*Work to complete:*
A) Condense the paragraph of the Leibniz excerpt that begins "But, as we shall contend" into a short bulleted list that keeps its main facts.
B) Please carry on the Leibniz excerpt from the point where it stops.

----- Extract provided -----

These remarks seem to conceive of evil choices as involving a discrepancy between some mental state — such as a belief or judgement of the agent on the moral merits of an action — and an action that is freely and intentionally contrary to that mental state. This view, however, seems to be against Leibniz's commitment to the doctrine of practical judgements as determining volitions. In an oft-cited passage from the Theodicée, Leibniz seems to endorse the view, according to which our passions oppose the practical intellect, so that they can interfere with the decision-making process in the sense that the will of an evil moral agent may not follow the true judgement of her intellect. He writes: “Thus the connexion between judgement and will is not so necessary as one might think” (Theodicée, 311; H, p. 318; GP 6, p. 301).
But, as we shall contend, this reading of the decision-making process described by Leibniz is inadequate. It is important to notice that Leibniz does not reject the view that the connection between the judgement of understanding and volition is necessary, but only that this necessary connection is the highest of which we can conceive. From the point of view of the intellect, a free will is one that results from the required deliberation; the act of the will is contingent (the agent might have chosen otherwise based on a different judgement), but the will is determined by the understanding, since it follows “the prevalence of perceptions and reasons” presented by the understanding (Nouveaux essais II, xxi, §8).
The correct interpretation of this prevalence that combines perception and reason is not obvious. The power of the understanding over the will must be conceived of in terms of the connection between the judgement of the understanding and the corresponding volition toward what we judge as good or bad. This tendency or endeavour is volition proper, and the resulting action is voluntary action proper (Nouveaux essais II, xxi, §5). But not every tendency to action results from explicit judgement since they may follow “insensible” perceptions of which we are not aware (Nouveaux essais II, xxi, §5). These unconscious inclinations seem to interfere with the judgement of the intellect. He writes:
As for us, in addition to the judgement of the understanding, of which we have an express knowledge, it is mingled therewith confused perceptions of the senses, and these beget passions and even imperceptible inclinations, of which we are not always aware. These movements often thwart the judgement of the practical understanding. (Theodicée, 310; H, p. 317; GP 6, p. 300, translation modified)

----- Extracted material -----

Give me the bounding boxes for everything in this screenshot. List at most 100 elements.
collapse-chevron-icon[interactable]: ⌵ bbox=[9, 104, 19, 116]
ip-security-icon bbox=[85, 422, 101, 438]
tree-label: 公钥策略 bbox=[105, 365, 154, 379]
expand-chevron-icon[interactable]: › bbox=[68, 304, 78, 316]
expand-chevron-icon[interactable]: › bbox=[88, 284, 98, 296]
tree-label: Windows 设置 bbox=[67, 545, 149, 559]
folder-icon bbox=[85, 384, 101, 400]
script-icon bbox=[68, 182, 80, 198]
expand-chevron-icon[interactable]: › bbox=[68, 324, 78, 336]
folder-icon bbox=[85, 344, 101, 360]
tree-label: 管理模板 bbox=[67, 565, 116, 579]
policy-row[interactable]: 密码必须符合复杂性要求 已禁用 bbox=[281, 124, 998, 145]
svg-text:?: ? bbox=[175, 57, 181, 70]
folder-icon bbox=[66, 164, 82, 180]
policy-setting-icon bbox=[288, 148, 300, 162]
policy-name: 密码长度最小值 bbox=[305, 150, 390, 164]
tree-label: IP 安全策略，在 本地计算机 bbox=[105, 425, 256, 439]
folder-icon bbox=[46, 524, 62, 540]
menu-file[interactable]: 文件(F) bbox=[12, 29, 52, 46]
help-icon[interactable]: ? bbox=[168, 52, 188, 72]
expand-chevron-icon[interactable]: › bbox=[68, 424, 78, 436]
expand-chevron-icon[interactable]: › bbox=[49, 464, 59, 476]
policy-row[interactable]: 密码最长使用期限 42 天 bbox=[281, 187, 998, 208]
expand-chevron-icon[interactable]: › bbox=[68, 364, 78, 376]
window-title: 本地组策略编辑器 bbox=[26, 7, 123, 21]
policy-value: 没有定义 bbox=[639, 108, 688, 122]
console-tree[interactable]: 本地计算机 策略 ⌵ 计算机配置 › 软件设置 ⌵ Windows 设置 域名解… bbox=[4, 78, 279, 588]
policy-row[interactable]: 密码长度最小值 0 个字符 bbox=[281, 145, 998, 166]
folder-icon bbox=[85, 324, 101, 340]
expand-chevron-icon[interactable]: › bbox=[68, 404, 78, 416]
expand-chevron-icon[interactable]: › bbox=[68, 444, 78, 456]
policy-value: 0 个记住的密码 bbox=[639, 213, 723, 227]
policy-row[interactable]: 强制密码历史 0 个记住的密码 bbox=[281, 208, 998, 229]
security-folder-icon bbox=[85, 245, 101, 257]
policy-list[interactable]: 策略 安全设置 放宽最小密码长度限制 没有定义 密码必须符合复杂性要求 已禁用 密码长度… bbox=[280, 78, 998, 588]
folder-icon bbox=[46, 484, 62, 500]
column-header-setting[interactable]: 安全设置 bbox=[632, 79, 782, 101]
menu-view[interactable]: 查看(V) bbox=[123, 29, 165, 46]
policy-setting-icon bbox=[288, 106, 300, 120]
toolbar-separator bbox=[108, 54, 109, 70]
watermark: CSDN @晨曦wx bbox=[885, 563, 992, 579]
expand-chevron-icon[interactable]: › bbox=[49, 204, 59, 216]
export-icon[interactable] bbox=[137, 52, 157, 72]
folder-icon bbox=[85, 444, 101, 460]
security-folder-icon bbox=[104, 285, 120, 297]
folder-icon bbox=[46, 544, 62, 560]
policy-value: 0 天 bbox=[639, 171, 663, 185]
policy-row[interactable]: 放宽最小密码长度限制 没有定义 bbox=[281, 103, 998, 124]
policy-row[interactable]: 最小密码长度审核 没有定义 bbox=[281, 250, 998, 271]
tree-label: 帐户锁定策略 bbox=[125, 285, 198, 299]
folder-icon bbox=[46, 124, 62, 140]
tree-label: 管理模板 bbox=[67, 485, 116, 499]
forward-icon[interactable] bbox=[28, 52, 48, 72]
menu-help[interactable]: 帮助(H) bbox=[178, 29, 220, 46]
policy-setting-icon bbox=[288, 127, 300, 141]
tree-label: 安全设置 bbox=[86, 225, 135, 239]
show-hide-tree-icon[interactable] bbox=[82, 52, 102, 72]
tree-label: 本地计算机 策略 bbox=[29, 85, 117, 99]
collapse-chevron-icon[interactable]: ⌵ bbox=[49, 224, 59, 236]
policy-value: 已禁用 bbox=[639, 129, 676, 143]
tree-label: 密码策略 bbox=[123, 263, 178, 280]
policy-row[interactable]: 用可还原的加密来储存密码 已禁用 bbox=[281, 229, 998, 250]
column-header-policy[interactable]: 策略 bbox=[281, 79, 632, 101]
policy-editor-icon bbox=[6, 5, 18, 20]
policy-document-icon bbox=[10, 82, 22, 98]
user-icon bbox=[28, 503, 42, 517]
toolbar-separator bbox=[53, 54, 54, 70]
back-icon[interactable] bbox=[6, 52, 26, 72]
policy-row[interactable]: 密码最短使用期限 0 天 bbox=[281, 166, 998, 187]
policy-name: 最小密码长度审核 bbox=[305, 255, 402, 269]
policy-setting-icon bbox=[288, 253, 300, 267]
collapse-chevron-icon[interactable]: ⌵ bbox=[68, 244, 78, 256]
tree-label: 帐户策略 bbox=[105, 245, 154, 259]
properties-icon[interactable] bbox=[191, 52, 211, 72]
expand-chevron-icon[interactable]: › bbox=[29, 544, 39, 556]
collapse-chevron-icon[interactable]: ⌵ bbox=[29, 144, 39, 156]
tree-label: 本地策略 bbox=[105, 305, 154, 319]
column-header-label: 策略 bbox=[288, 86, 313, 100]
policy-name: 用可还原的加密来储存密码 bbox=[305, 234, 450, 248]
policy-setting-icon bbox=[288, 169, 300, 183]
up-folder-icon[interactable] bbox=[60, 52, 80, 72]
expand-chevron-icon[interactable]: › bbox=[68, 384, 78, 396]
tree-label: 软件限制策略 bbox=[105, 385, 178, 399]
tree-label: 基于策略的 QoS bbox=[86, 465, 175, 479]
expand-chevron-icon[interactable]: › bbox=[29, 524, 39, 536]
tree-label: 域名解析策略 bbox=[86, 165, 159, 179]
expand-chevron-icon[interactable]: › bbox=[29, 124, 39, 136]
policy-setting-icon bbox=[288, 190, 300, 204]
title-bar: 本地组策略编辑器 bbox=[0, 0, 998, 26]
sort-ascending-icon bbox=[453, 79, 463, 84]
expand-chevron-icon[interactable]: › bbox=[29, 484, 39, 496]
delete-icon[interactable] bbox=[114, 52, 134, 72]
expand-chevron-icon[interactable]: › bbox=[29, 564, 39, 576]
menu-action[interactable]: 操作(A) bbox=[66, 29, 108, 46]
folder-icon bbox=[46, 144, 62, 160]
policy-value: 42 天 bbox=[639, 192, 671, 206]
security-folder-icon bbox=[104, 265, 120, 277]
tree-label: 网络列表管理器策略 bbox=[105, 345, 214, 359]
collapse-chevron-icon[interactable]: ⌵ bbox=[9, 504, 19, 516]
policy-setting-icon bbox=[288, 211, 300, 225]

-----

*Results for the exercise:*
A)
- The reading of Leibniz's decision-making process as one where passions can lead the will away from the intellect's judgment is inadequate.
- Leibniz does not deny that the connection between the understanding's judgment and volition is necessary. He denies only that this necessary connection is the highest one we can conceive.
- From the intellect's point of view, a free will is one that results from the required deliberation.
- The act of the will is contingent: the agent might have chosen otherwise based on a different judgment.
- The will is still determined by the understanding, because it follows "the prevalence of perceptions and reasons" that the understanding presents (Nouveaux essais II, xxi, §8).

B)
So, confused perceptions, insofar as they are the origin of passions and inclinations, may interfere with deliberation and prevent us from forming the judgement. Volitions must be distinguished from our awareness of the good of a particular decision:
But whatever perception one may have of the good, the effort to act in accordance with the judgement, which in my opinion forms the essence of the will, is distinct from it. Thus, since there is need of time to raise this effort to its climax, it may be suspended, and even changed, by a new perception or inclination which passes athwart it, which diverts the mind from it, and which even causes it sometimes to make a contrary judgement. (Theodicée, 311; H, p. 314; GP 6, pp. 300–301)
Again, the passage suggests that even when the judgement of the understanding presents something as good (i.e., the truth we already know), the will may not be moved by the judgement. Indeed, Leibniz identifies volition with the endeavour to act in accordance with our judgement.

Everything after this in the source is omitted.